- **Direction**: Could you write out the records below exactly as they appear?
==*==
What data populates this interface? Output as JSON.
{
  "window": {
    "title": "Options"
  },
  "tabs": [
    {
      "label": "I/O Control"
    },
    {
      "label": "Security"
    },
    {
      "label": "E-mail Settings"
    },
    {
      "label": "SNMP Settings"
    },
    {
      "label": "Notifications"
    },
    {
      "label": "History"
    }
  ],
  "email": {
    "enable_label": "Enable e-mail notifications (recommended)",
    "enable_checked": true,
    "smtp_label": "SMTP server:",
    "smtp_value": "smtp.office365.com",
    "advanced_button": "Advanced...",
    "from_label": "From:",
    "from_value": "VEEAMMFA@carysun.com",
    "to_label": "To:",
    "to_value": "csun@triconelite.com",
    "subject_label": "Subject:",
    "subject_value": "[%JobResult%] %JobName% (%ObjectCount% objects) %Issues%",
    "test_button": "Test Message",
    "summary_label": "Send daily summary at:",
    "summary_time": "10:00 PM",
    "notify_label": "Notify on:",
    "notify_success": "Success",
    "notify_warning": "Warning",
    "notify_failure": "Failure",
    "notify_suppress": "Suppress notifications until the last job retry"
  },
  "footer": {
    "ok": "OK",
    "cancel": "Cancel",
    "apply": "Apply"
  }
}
==*==
- **Problem solution**:
What data populates this interface? Output as JSON.
{
  "window": {
    "title": "Options"
  },
  "tabs": [
    {
      "label": "I/O Control"
    },
    {
      "label": "Security"
    },
    {
      "label": "E-mail Settings"
    },
    {
      "label": "SNMP Settings"
    },
    {
      "label": "Notifications"
    },
    {
      "label": "History"
    }
  ],
  "email": {
    "enable_label": "Enable e-mail notifications (recommended)",
    "enable_checked": true,
    "smtp_label": "SMTP server:",
    "smtp_value": "smtp.office365.com",
    "advanced_button": "Advanced...",
    "from_label": "From:",
    "from_value": "VEEAMMFA@carysun.com",
    "to_label": "To:",
    "to_value": "csun@triconelite.com",
    "subject_label": "Subject:",
    "subject_value": "[%JobResult%] %JobName% (%ObjectCount% objects) %Issues%",
    "test_button": "Test Message",
    "summary_label": "Send daily summary at:",
    "summary_time": "10:00 PM",
    "notify_label": "Notify on:",
    "notify_success": "Success",
    "notify_warning": "Warning",
    "notify_failure": "Failure",
    "notify_suppress": "Suppress notifications until the last job retry"
  },
  "footer": {
    "ok": "OK",
    "cancel": "Cancel",
    "apply": "Apply"
  }
}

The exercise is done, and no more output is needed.